[Exercise data]
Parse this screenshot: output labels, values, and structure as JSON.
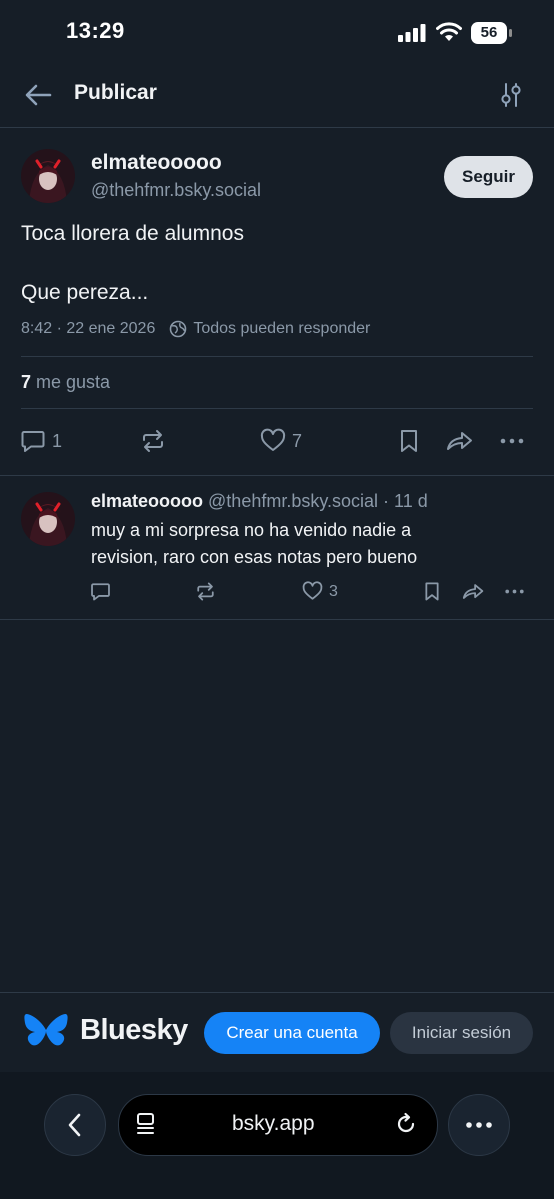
{
  "status_bar": {
    "time": "13:29",
    "battery": "56"
  },
  "header": {
    "title": "Publicar"
  },
  "post": {
    "author": "elmateooooo",
    "handle": "@thehfmr.bsky.social",
    "follow_label": "Seguir",
    "text_line1": "Toca llorera de alumnos",
    "text_line2": "Que pereza...",
    "timestamp": "8:42 · 22 ene 2026",
    "reply_setting": "Todos pueden responder",
    "likes_count": "7",
    "likes_label": "me gusta",
    "actions": {
      "replies": "1",
      "likes": "7"
    }
  },
  "reply": {
    "author": "elmateooooo",
    "handle": "@thehfmr.bsky.social",
    "time": "· 11 d",
    "text_line1": "muy a mi sorpresa no ha venido nadie a",
    "text_line2": "revision, raro con esas notas pero bueno",
    "actions": {
      "likes": "3"
    }
  },
  "bottom_bar": {
    "brand": "Bluesky",
    "signup_label": "Crear una cuenta",
    "login_label": "Iniciar sesión"
  },
  "browser": {
    "url": "bsky.app"
  },
  "colors": {
    "accent": "#1583f6",
    "background": "#161e27",
    "muted": "#8b99a8"
  }
}
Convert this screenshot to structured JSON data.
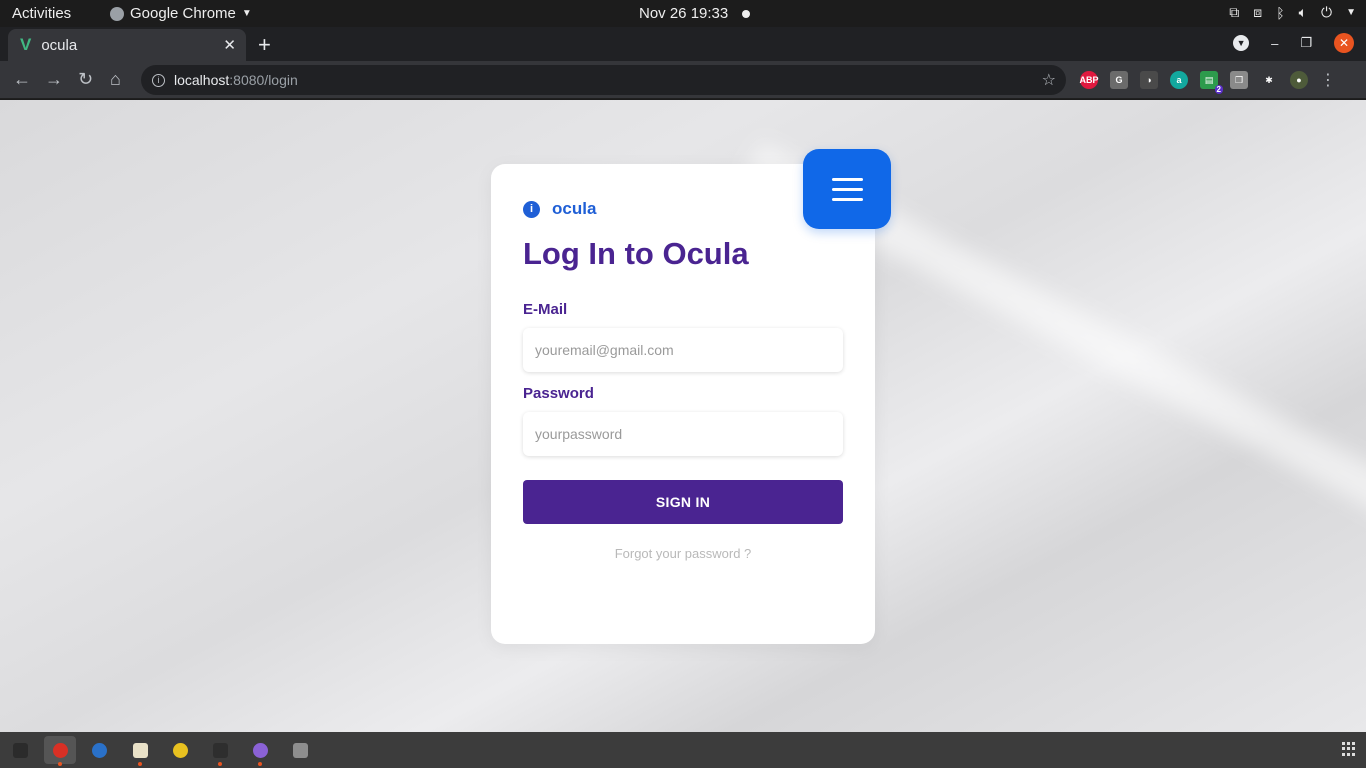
{
  "system_bar": {
    "activities": "Activities",
    "app_name": "Google Chrome",
    "clock": "Nov 26  19:33"
  },
  "browser": {
    "tab_title": "ocula",
    "url_host": "localhost",
    "url_path": ":8080/login",
    "extensions": [
      {
        "name": "adblock-plus-icon",
        "text": "ABP",
        "color": "#e0193f"
      },
      {
        "name": "grammar-extension-icon",
        "text": "G",
        "color": "#6b6b6b"
      },
      {
        "name": "clipper-extension-icon",
        "text": "◑",
        "color": "#4a4a4a"
      },
      {
        "name": "amazon-assistant-icon",
        "text": "a",
        "color": "#13a89e"
      },
      {
        "name": "colorful-tabs-icon",
        "text": "▤",
        "color": "#2d9b4c",
        "badge": "2"
      },
      {
        "name": "grey-extension-icon",
        "text": "❒",
        "color": "#8a8a8a"
      },
      {
        "name": "extensions-puzzle-icon",
        "text": "✱",
        "color": "#35363a"
      },
      {
        "name": "profile-avatar-icon",
        "text": "●",
        "color": "#4e5b3a"
      }
    ]
  },
  "login": {
    "brand": "ocula",
    "heading": "Log In to Ocula",
    "email_label": "E-Mail",
    "email_placeholder": "youremail@gmail.com",
    "password_label": "Password",
    "password_placeholder": "yourpassword",
    "submit_label": "SIGN IN",
    "forgot_label": "Forgot your password ?"
  },
  "colors": {
    "primary": "#4a2491",
    "accent_blue": "#1068e8"
  },
  "dock": [
    {
      "name": "terminal-app-icon",
      "color": "#2b2b2b",
      "active": false,
      "running": false
    },
    {
      "name": "chrome-app-icon",
      "color": "#d93025",
      "active": true,
      "running": true
    },
    {
      "name": "thunderbird-app-icon",
      "color": "#2a71c9",
      "active": false,
      "running": false
    },
    {
      "name": "files-app-icon",
      "color": "#e9e1c7",
      "active": false,
      "running": true
    },
    {
      "name": "rhythmbox-app-icon",
      "color": "#e8c120",
      "active": false,
      "running": false
    },
    {
      "name": "console-app-icon",
      "color": "#2e2e2e",
      "active": false,
      "running": true
    },
    {
      "name": "purple-app-icon",
      "color": "#8b62d6",
      "active": false,
      "running": true
    },
    {
      "name": "disk-app-icon",
      "color": "#8e8e8e",
      "active": false,
      "running": false
    }
  ]
}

[Task requirements]
Every line above should be returned word for word, with the pictures left behind.

[Task answer]
Parse this screenshot: output labels, values, and structure as JSON.
{
  "status_bar": {
    "time": "13:29",
    "battery": "56"
  },
  "header": {
    "title": "Publicar"
  },
  "post": {
    "author": "elmateooooo",
    "handle": "@thehfmr.bsky.social",
    "follow_label": "Seguir",
    "text_line1": "Toca llorera de alumnos",
    "text_line2": "Que pereza...",
    "timestamp": "8:42 · 22 ene 2026",
    "reply_setting": "Todos pueden responder",
    "likes_count": "7",
    "likes_label": "me gusta",
    "actions": {
      "replies": "1",
      "likes": "7"
    }
  },
  "reply": {
    "author": "elmateooooo",
    "handle": "@thehfmr.bsky.social",
    "time": "· 11 d",
    "text_line1": "muy a mi sorpresa no ha venido nadie a",
    "text_line2": "revision, raro con esas notas pero bueno",
    "actions": {
      "likes": "3"
    }
  },
  "bottom_bar": {
    "brand": "Bluesky",
    "signup_label": "Crear una cuenta",
    "login_label": "Iniciar sesión"
  },
  "browser": {
    "url": "bsky.app"
  },
  "colors": {
    "accent": "#1583f6",
    "background": "#161e27",
    "muted": "#8b99a8"
  }
}
Convert this screenshot to structured JSON data.
{
  "system_bar": {
    "activities": "Activities",
    "app_name": "Google Chrome",
    "clock": "Nov 26  19:33"
  },
  "browser": {
    "tab_title": "ocula",
    "url_host": "localhost",
    "url_path": ":8080/login",
    "extensions": [
      {
        "name": "adblock-plus-icon",
        "text": "ABP",
        "color": "#e0193f"
      },
      {
        "name": "grammar-extension-icon",
        "text": "G",
        "color": "#6b6b6b"
      },
      {
        "name": "clipper-extension-icon",
        "text": "◑",
        "color": "#4a4a4a"
      },
      {
        "name": "amazon-assistant-icon",
        "text": "a",
        "color": "#13a89e"
      },
      {
        "name": "colorful-tabs-icon",
        "text": "▤",
        "color": "#2d9b4c",
        "badge": "2"
      },
      {
        "name": "grey-extension-icon",
        "text": "❒",
        "color": "#8a8a8a"
      },
      {
        "name": "extensions-puzzle-icon",
        "text": "✱",
        "color": "#35363a"
      },
      {
        "name": "profile-avatar-icon",
        "text": "●",
        "color": "#4e5b3a"
      }
    ]
  },
  "login": {
    "brand": "ocula",
    "heading": "Log In to Ocula",
    "email_label": "E-Mail",
    "email_placeholder": "youremail@gmail.com",
    "password_label": "Password",
    "password_placeholder": "yourpassword",
    "submit_label": "SIGN IN",
    "forgot_label": "Forgot your password ?"
  },
  "colors": {
    "primary": "#4a2491",
    "accent_blue": "#1068e8"
  },
  "dock": [
    {
      "name": "terminal-app-icon",
      "color": "#2b2b2b",
      "active": false,
      "running": false
    },
    {
      "name": "chrome-app-icon",
      "color": "#d93025",
      "active": true,
      "running": true
    },
    {
      "name": "thunderbird-app-icon",
      "color": "#2a71c9",
      "active": false,
      "running": false
    },
    {
      "name": "files-app-icon",
      "color": "#e9e1c7",
      "active": false,
      "running": true
    },
    {
      "name": "rhythmbox-app-icon",
      "color": "#e8c120",
      "active": false,
      "running": false
    },
    {
      "name": "console-app-icon",
      "color": "#2e2e2e",
      "active": false,
      "running": true
    },
    {
      "name": "purple-app-icon",
      "color": "#8b62d6",
      "active": false,
      "running": true
    },
    {
      "name": "disk-app-icon",
      "color": "#8e8e8e",
      "active": false,
      "running": false
    }
  ]
}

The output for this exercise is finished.